What to do: Your copy of the material must match it exactly, except that pictures are dropped.
[start]
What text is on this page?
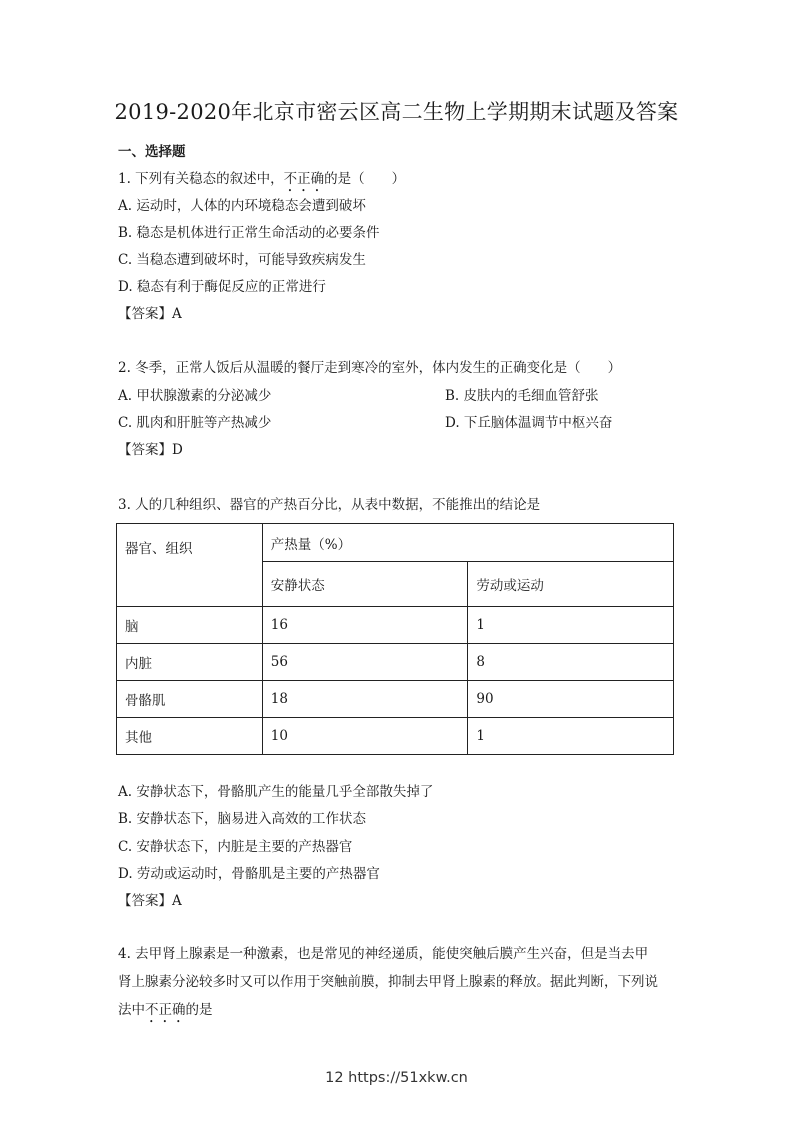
2019-2020年北京市密云区高二生物上学期期末试题及答案
一、选择题
1. 下列有关稳态的叙述中，不正确的是（　　）
A. 运动时，人体的内环境稳态会遭到破坏
B. 稳态是机体进行正常生命活动的必要条件
C. 当稳态遭到破坏时，可能导致疾病发生
D. 稳态有利于酶促反应的正常进行
【答案】A
2. 冬季，正常人饭后从温暖的餐厅走到寒冷的室外，体内发生的正确变化是（　　）
A. 甲状腺激素的分泌减少	B. 皮肤内的毛细血管舒张
C. 肌肉和肝脏等产热减少	D. 下丘脑体温调节中枢兴奋
【答案】D
3. 人的几种组织、器官的产热百分比，从表中数据，不能推出的结论是
器官、组织	产热量（%）	
	安静状态	劳动或运动
脑	16	1
内脏	56	8
骨骼肌	18	90
其他	10	1
A. 安静状态下，骨骼肌产生的能量几乎全部散失掉了
B. 安静状态下，脑易进入高效的工作状态
C. 安静状态下，内脏是主要的产热器官
D. 劳动或运动时，骨骼肌是主要的产热器官
【答案】A
4. 去甲肾上腺素是一种激素，也是常见的神经递质，能使突触后膜产生兴奋，但是当去甲
肾上腺素分泌较多时又可以作用于突触前膜，抑制去甲肾上腺素的释放。据此判断，下列说
法中不正确的是
12 https://51xkw.cn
[end]
Solution to this problem:
What text is on this page?
2019-2020年北京市密云区高二生物上学期期末试题及答案
一、选择题
1. 下列有关稳态的叙述中，不正确的是（　　）
A. 运动时，人体的内环境稳态会遭到破坏
B. 稳态是机体进行正常生命活动的必要条件
C. 当稳态遭到破坏时，可能导致疾病发生
D. 稳态有利于酶促反应的正常进行
【答案】A
2. 冬季，正常人饭后从温暖的餐厅走到寒冷的室外，体内发生的正确变化是（　　）
A. 甲状腺激素的分泌减少	B. 皮肤内的毛细血管舒张
C. 肌肉和肝脏等产热减少	D. 下丘脑体温调节中枢兴奋
【答案】D
3. 人的几种组织、器官的产热百分比，从表中数据，不能推出的结论是
器官、组织	产热量（%）	
	安静状态	劳动或运动
脑	16	1
内脏	56	8
骨骼肌	18	90
其他	10	1
A. 安静状态下，骨骼肌产生的能量几乎全部散失掉了
B. 安静状态下，脑易进入高效的工作状态
C. 安静状态下，内脏是主要的产热器官
D. 劳动或运动时，骨骼肌是主要的产热器官
【答案】A
4. 去甲肾上腺素是一种激素，也是常见的神经递质，能使突触后膜产生兴奋，但是当去甲
肾上腺素分泌较多时又可以作用于突触前膜，抑制去甲肾上腺素的释放。据此判断，下列说
法中不正确的是
12 https://51xkw.cn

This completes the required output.